Reproduce the data verbatim, from its first line through the line containing "readme-panel: README Contributing", inclusive.

**Dataset**:
________________________________________

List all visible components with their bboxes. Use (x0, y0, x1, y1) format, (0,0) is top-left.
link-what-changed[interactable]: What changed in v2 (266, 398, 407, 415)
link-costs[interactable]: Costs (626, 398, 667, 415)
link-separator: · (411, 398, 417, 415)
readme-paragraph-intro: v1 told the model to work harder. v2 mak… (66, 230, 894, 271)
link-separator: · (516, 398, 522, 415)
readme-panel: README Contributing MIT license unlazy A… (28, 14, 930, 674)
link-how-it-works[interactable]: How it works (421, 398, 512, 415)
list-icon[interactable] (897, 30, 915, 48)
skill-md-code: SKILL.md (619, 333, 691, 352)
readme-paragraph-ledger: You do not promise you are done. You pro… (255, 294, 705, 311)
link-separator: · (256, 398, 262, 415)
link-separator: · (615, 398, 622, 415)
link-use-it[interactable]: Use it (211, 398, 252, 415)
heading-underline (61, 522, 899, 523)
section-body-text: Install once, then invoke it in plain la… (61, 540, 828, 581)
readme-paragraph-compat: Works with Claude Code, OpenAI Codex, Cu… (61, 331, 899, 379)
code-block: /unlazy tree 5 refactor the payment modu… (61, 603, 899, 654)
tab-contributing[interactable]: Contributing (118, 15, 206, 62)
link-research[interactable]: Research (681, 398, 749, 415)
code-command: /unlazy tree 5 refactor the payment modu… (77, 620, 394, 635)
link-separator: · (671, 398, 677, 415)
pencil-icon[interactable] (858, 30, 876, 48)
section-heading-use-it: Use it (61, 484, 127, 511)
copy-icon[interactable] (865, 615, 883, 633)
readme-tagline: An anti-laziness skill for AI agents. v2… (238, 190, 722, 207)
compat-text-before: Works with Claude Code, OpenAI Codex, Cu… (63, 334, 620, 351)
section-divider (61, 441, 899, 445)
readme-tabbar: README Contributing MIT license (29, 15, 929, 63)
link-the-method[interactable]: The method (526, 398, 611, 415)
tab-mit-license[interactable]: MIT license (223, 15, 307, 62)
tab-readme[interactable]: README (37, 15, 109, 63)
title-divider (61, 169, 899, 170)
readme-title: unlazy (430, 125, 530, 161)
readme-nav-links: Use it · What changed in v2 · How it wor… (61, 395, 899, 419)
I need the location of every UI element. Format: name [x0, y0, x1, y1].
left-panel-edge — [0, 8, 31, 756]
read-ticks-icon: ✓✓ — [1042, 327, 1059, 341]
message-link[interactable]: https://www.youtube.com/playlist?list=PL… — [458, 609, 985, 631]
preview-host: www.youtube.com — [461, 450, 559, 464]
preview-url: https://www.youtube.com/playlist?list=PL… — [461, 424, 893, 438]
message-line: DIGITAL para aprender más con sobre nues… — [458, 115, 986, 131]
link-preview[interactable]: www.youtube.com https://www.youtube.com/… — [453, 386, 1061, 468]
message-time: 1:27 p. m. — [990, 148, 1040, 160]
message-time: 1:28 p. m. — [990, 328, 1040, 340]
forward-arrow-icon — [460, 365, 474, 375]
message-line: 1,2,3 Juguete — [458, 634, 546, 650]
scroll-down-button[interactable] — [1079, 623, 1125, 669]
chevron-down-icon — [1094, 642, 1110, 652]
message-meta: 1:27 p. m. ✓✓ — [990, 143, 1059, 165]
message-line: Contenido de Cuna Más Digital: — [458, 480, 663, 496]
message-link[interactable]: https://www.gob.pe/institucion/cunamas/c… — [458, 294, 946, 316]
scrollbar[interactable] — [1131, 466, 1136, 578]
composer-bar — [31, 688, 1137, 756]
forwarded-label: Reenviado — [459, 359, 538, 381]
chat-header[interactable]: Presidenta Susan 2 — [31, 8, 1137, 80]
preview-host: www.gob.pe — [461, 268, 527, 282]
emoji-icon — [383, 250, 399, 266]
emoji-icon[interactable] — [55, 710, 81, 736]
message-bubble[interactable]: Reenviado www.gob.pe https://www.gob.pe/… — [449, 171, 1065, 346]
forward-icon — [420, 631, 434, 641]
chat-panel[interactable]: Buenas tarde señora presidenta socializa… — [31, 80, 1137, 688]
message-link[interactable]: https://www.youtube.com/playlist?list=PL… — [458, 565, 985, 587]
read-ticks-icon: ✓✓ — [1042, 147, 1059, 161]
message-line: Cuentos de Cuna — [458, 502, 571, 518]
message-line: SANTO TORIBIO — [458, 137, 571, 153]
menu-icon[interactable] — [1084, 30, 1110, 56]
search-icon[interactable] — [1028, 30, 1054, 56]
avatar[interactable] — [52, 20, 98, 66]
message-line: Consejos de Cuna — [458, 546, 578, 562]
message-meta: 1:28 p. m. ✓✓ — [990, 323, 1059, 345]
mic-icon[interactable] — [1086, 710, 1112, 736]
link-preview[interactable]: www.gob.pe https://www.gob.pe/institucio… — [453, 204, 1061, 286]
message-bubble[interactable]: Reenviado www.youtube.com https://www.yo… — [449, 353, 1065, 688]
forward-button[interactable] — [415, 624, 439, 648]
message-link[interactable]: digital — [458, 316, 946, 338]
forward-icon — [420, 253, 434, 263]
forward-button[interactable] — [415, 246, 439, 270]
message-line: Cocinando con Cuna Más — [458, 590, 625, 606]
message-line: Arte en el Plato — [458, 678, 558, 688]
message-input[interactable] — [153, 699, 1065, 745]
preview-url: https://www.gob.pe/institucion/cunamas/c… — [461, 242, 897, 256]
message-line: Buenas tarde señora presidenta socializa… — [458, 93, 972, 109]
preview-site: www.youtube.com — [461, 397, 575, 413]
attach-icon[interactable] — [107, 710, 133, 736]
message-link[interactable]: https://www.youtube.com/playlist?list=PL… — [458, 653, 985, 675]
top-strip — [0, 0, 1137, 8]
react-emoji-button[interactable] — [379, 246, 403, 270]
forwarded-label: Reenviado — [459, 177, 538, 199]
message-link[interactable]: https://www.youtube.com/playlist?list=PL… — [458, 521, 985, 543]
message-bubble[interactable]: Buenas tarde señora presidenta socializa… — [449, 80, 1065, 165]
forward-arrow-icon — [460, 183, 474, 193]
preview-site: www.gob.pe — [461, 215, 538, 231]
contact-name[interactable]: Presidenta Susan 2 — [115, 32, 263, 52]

________________________________________

**Complete output**:
List all visible components with their bboxes. Use (x0, y0, x1, y1) format, (0,0) is top-left.
link-what-changed[interactable]: What changed in v2 (266, 398, 407, 415)
link-costs[interactable]: Costs (626, 398, 667, 415)
link-separator: · (411, 398, 417, 415)
readme-paragraph-intro: v1 told the model to work harder. v2 mak… (66, 230, 894, 271)
link-separator: · (516, 398, 522, 415)
readme-panel: README Contributing MIT license unlazy A… (28, 14, 930, 674)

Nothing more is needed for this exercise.